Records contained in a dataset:

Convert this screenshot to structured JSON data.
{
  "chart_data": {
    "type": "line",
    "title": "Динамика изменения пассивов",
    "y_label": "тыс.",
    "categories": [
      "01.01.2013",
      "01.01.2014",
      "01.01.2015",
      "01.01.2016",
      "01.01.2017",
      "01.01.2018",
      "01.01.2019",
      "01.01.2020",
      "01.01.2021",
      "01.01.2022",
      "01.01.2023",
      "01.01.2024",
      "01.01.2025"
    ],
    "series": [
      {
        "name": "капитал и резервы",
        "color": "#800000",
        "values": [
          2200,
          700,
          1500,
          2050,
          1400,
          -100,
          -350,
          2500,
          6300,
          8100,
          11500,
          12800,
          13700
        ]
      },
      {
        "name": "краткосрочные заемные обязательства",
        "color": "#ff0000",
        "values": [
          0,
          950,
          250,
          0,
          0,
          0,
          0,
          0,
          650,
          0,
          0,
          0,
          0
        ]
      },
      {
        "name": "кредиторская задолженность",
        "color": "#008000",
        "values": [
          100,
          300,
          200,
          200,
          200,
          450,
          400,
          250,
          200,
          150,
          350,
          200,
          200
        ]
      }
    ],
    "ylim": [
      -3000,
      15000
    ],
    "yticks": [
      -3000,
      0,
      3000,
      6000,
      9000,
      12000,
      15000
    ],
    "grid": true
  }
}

Goal of the exercise: Across the data, tally the lines containing "color" and give back the number alone.

Solution for this task: 3